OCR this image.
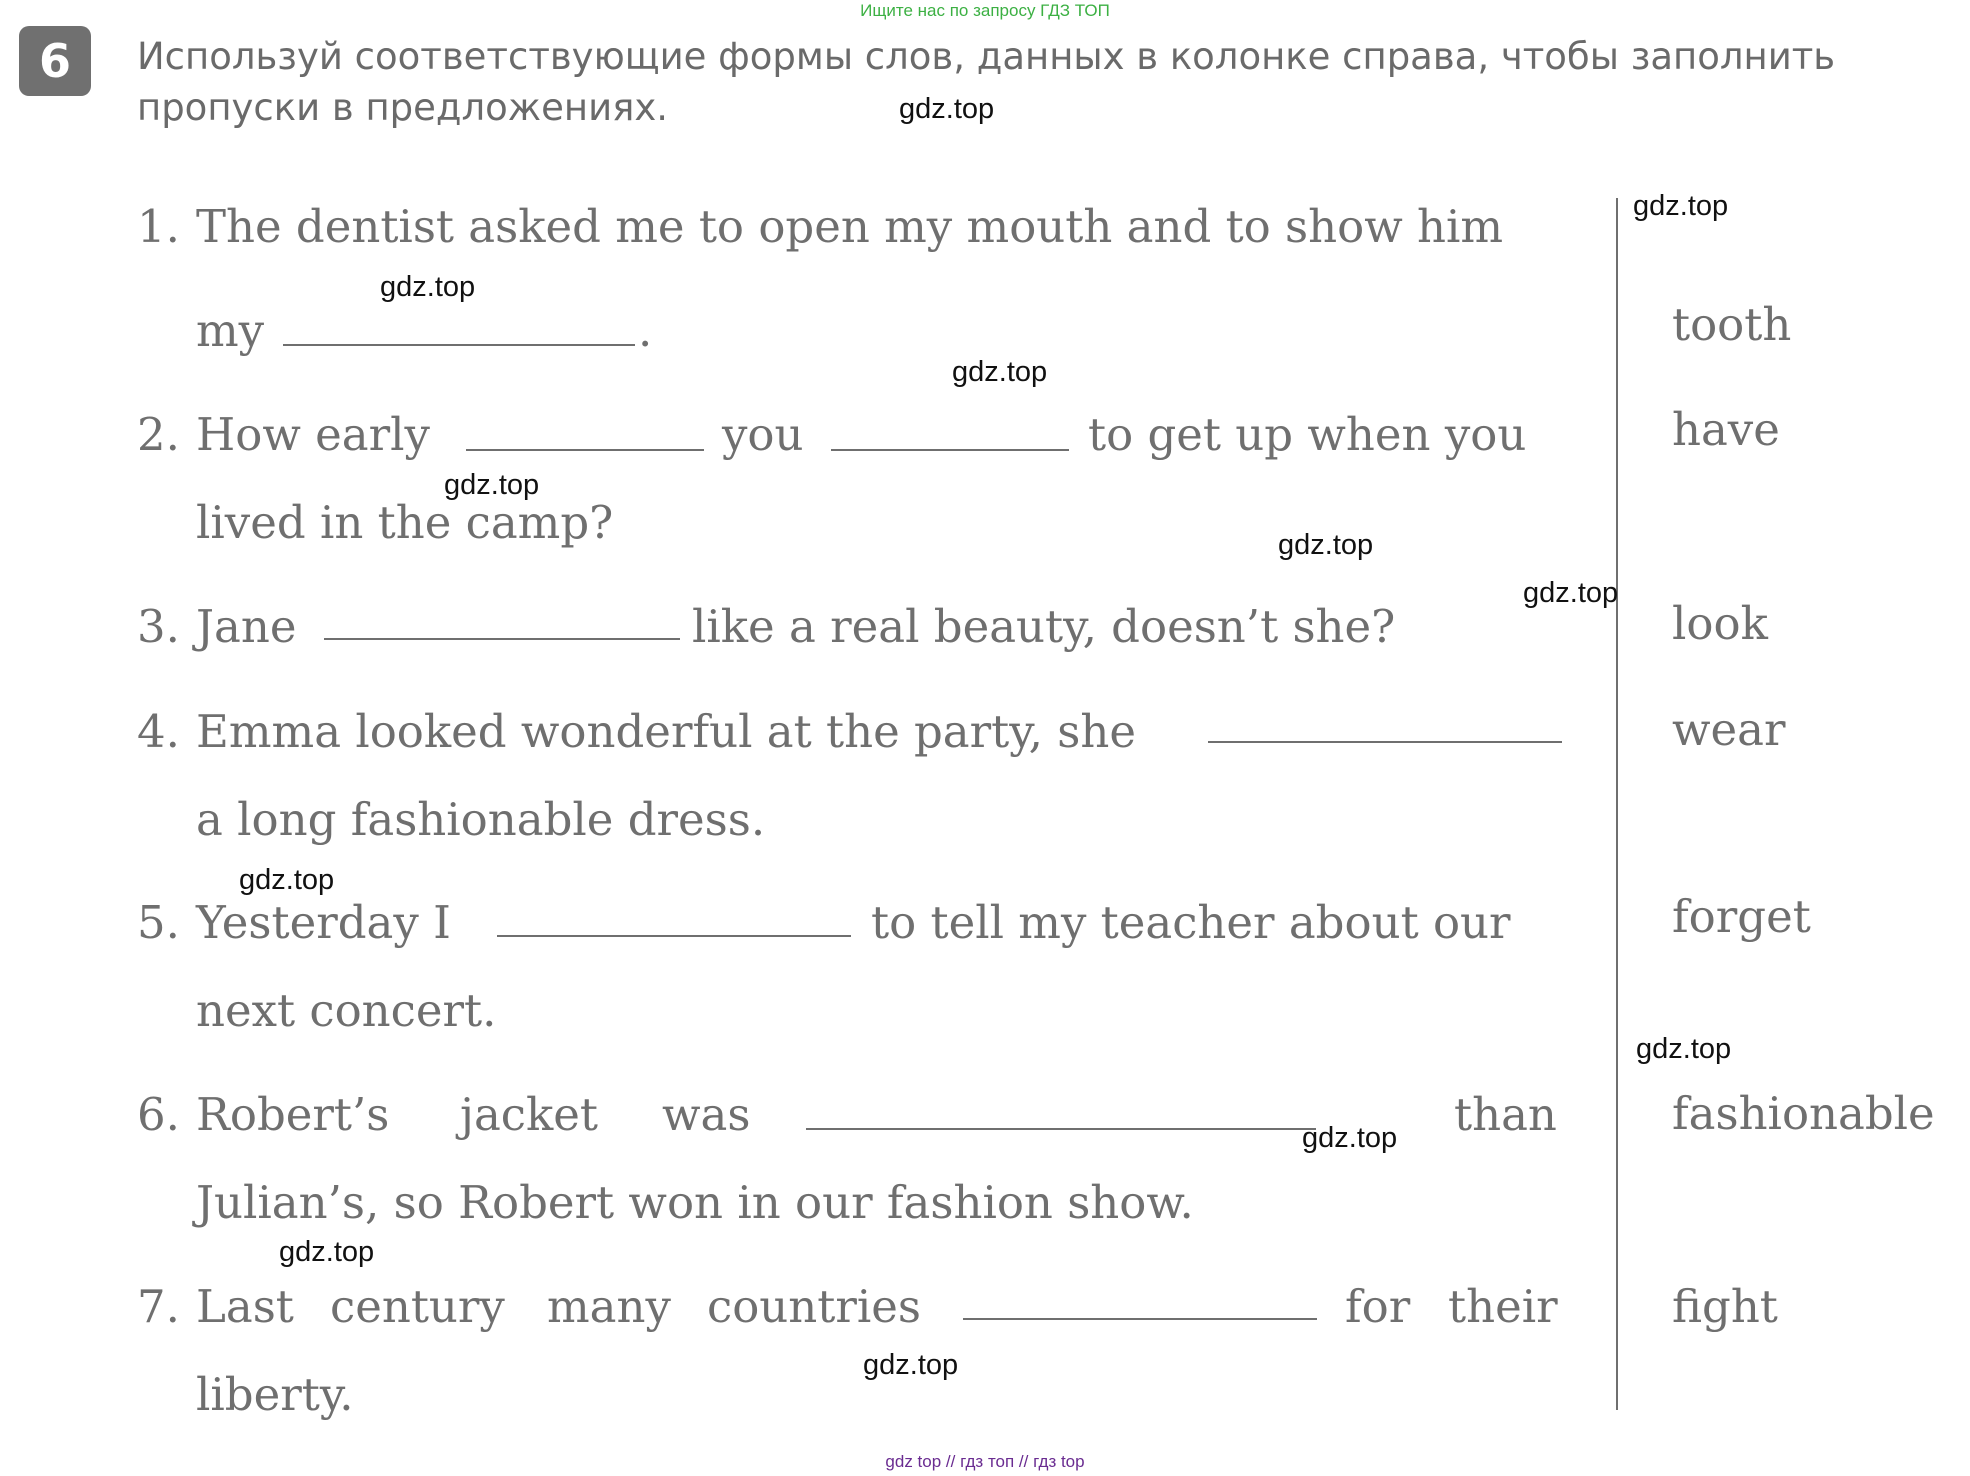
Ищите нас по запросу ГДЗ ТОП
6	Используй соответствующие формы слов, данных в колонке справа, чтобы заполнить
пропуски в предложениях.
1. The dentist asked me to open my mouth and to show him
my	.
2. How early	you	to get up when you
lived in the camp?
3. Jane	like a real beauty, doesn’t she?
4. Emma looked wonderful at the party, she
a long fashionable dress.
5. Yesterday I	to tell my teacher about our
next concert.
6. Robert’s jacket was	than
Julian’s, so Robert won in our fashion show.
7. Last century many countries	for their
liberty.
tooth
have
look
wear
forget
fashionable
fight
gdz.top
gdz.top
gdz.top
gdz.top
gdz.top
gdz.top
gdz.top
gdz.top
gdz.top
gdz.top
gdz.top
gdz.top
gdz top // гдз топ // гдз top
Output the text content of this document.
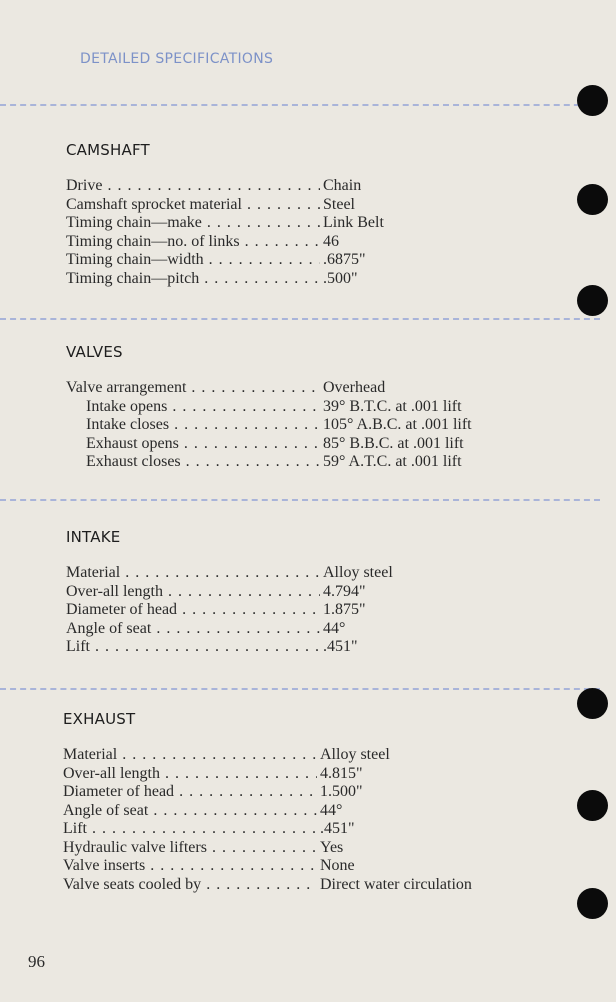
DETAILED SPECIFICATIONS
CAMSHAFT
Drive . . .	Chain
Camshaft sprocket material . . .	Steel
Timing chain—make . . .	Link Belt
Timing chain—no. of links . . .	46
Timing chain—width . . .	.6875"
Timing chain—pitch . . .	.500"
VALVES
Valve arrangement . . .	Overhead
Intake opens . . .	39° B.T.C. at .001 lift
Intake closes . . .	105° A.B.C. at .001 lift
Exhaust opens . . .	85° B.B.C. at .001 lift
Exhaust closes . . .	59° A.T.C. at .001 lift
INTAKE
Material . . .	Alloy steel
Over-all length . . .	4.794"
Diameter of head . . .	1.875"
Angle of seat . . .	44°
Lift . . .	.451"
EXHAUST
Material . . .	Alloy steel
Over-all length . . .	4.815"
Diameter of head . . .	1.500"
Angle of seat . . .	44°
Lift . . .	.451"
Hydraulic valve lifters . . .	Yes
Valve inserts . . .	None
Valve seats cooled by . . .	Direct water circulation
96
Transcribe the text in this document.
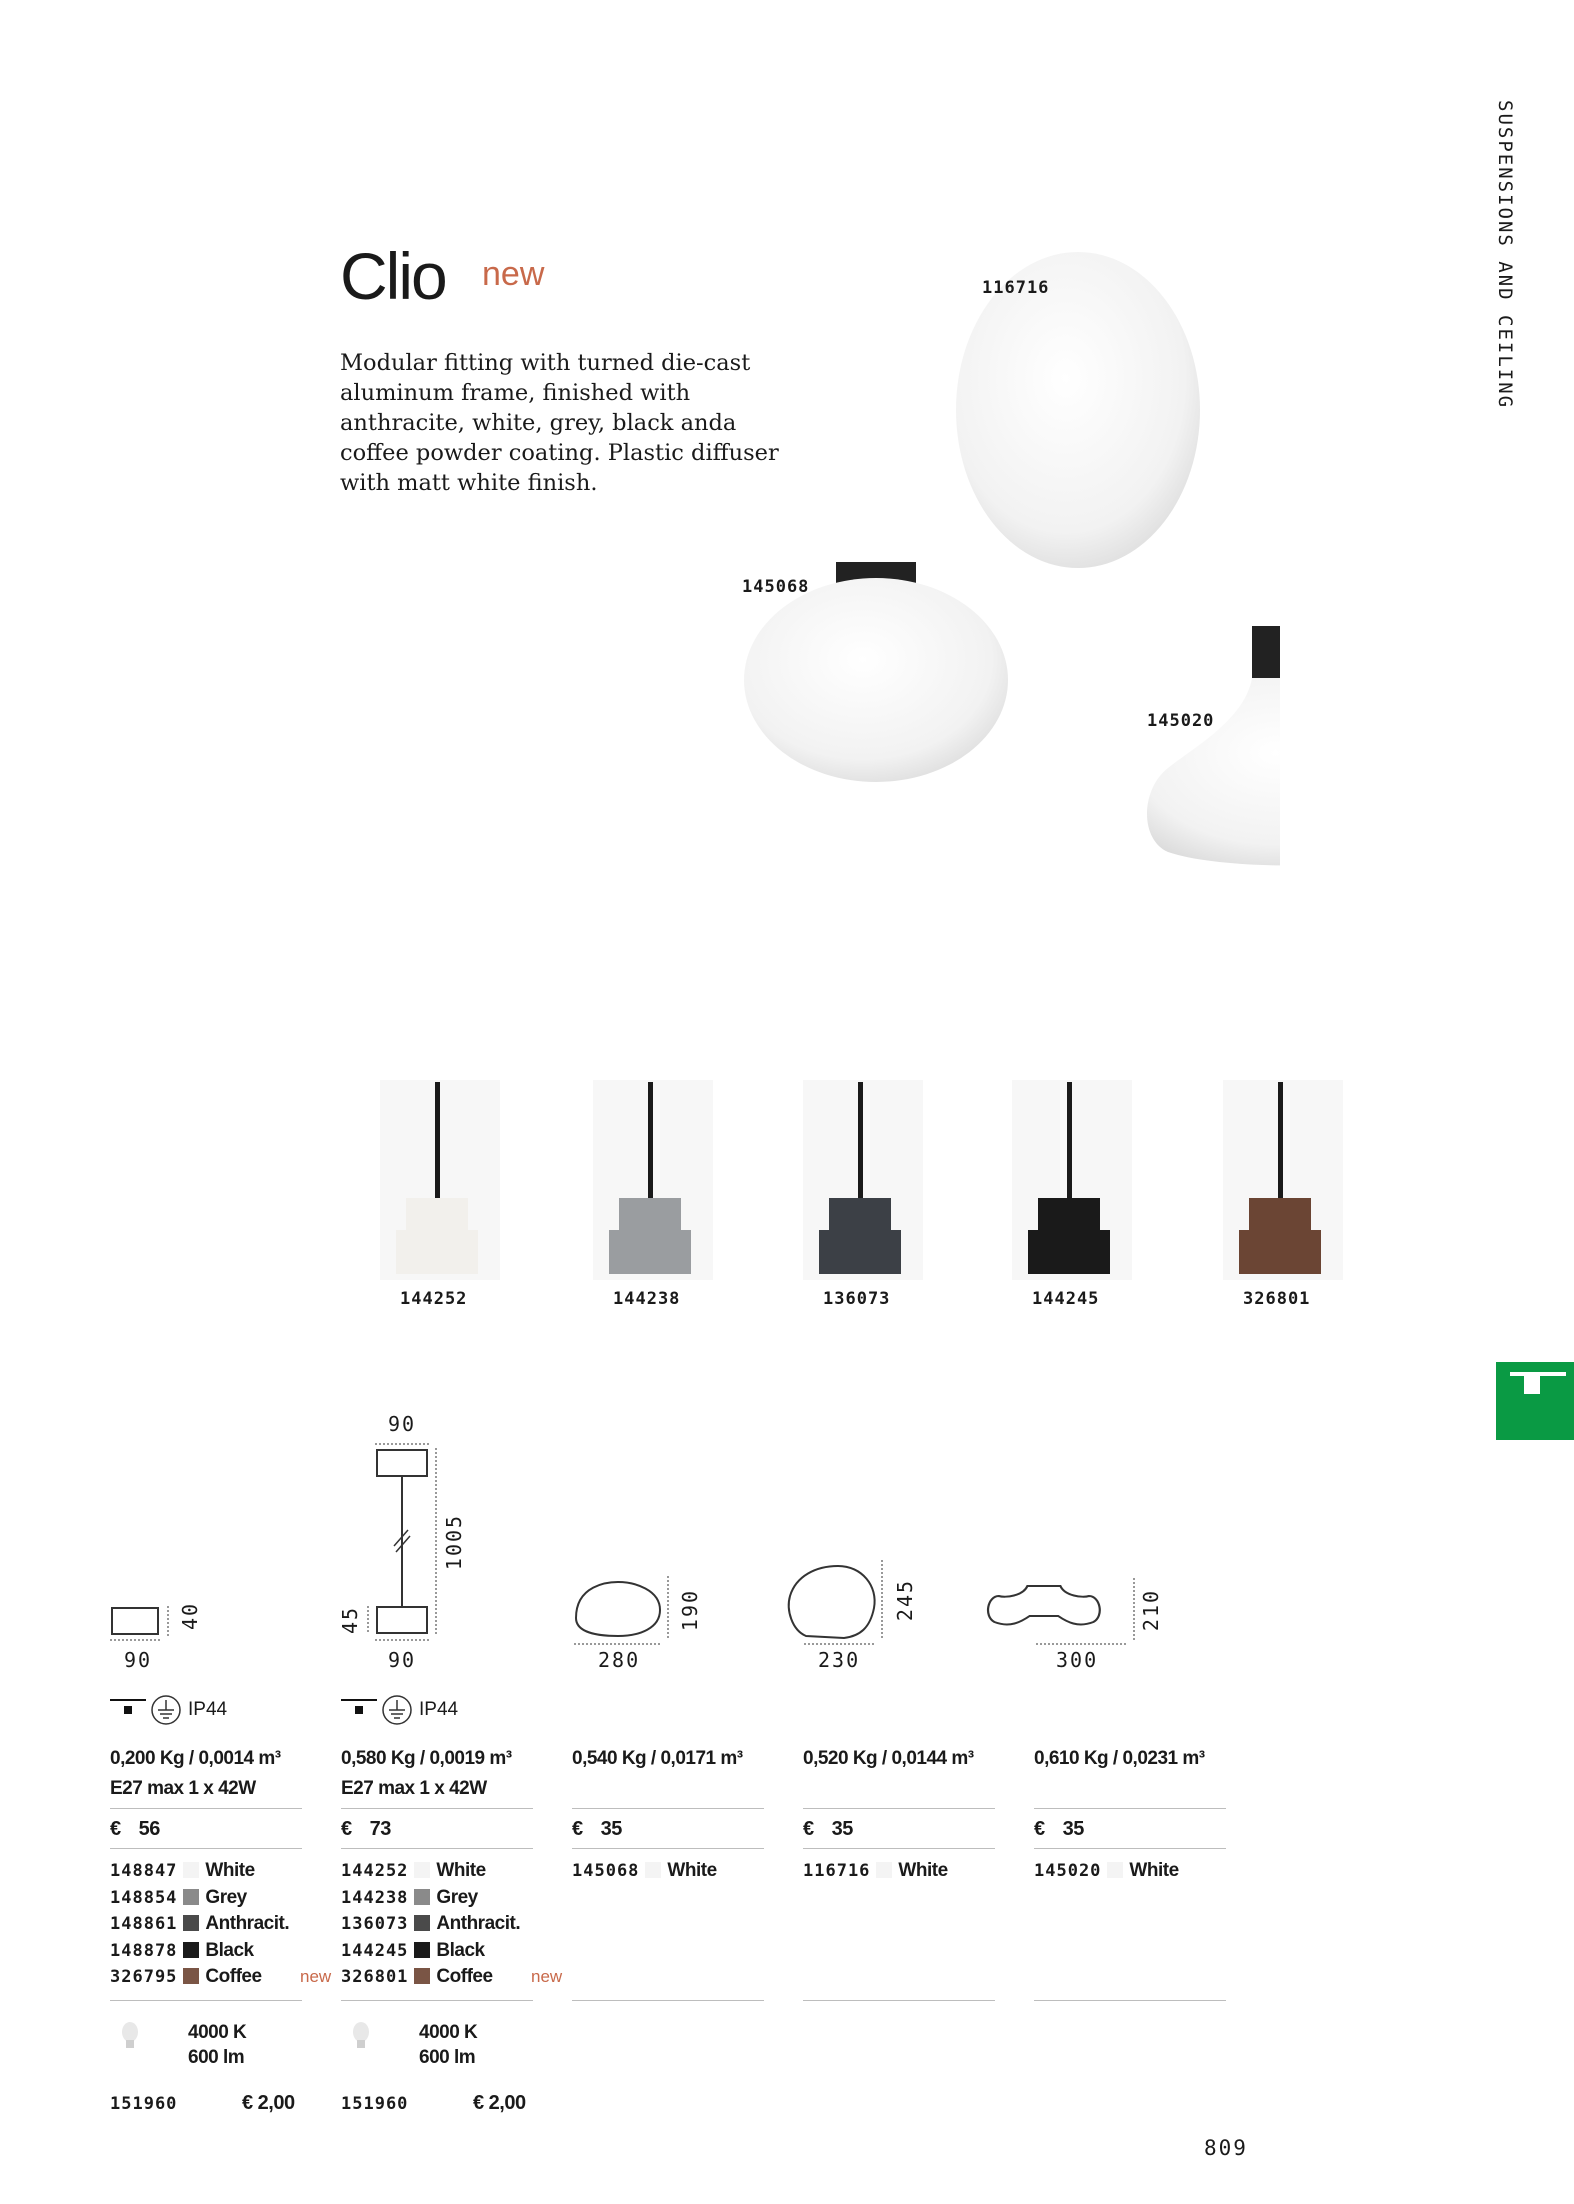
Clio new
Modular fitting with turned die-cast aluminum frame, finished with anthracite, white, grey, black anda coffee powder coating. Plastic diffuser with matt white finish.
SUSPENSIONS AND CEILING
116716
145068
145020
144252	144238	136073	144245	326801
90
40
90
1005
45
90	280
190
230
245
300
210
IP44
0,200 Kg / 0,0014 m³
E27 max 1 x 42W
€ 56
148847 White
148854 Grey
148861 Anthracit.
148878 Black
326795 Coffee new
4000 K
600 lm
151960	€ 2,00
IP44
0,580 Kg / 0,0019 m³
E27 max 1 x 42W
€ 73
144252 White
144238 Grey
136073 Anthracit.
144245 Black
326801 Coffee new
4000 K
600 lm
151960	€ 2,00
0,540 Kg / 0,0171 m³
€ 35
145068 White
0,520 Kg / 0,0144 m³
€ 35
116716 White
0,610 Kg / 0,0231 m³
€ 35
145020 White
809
-------
* Do this
Exclude the pictures and transcribe all of the entries exactly.

* Worked answer
OCR this image.
Ищите нас по запросу ГДЗ ТОП
6	Используй соответствующие формы слов, данных в колонке справа, чтобы заполнить
пропуски в предложениях.
1. The dentist asked me to open my mouth and to show him
my	.
2. How early	you	to get up when you
lived in the camp?
3. Jane	like a real beauty, doesn’t she?
4. Emma looked wonderful at the party, she
a long fashionable dress.
5. Yesterday I	to tell my teacher about our
next concert.
6. Robert’s jacket was	than
Julian’s, so Robert won in our fashion show.
7. Last century many countries	for their
liberty.
tooth
have
look
wear
forget
fashionable
fight
gdz.top
gdz.top
gdz.top
gdz.top
gdz.top
gdz.top
gdz.top
gdz.top
gdz.top
gdz.top
gdz.top
gdz.top
gdz top // гдз топ // гдз top
Output the text content of this document.
DETAILED SPECIFICATIONS
CAMSHAFT
Drive . . .	Chain
Camshaft sprocket material . . .	Steel
Timing chain—make . . .	Link Belt
Timing chain—no. of links . . .	46
Timing chain—width . . .	.6875"
Timing chain—pitch . . .	.500"
VALVES
Valve arrangement . . .	Overhead
Intake opens . . .	39° B.T.C. at .001 lift
Intake closes . . .	105° A.B.C. at .001 lift
Exhaust opens . . .	85° B.B.C. at .001 lift
Exhaust closes . . .	59° A.T.C. at .001 lift
INTAKE
Material . . .	Alloy steel
Over-all length . . .	4.794"
Diameter of head . . .	1.875"
Angle of seat . . .	44°
Lift . . .	.451"
EXHAUST
Material . . .	Alloy steel
Over-all length . . .	4.815"
Diameter of head . . .	1.500"
Angle of seat . . .	44°
Lift . . .	.451"
Hydraulic valve lifters . . .	Yes
Valve inserts . . .	None
Valve seats cooled by . . .	Direct water circulation
96
Transcribe the text in this document.
Clio new
Modular fitting with turned die-cast aluminum frame, finished with anthracite, white, grey, black anda coffee powder coating. Plastic diffuser with matt white finish.
SUSPENSIONS AND CEILING
116716
145068
145020
144252	144238	136073	144245	326801
90
40
90
1005
45
90	280
190
230
245
300
210
IP44
0,200 Kg / 0,0014 m³
E27 max 1 x 42W
€ 56
148847 White
148854 Grey
148861 Anthracit.
148878 Black
326795 Coffee new
4000 K
600 lm
151960	€ 2,00
IP44
0,580 Kg / 0,0019 m³
E27 max 1 x 42W
€ 73
144252 White
144238 Grey
136073 Anthracit.
144245 Black
326801 Coffee new
4000 K
600 lm
151960	€ 2,00
0,540 Kg / 0,0171 m³
€ 35
145068 White
0,520 Kg / 0,0144 m³
€ 35
116716 White
0,610 Kg / 0,0231 m³
€ 35
145020 White
809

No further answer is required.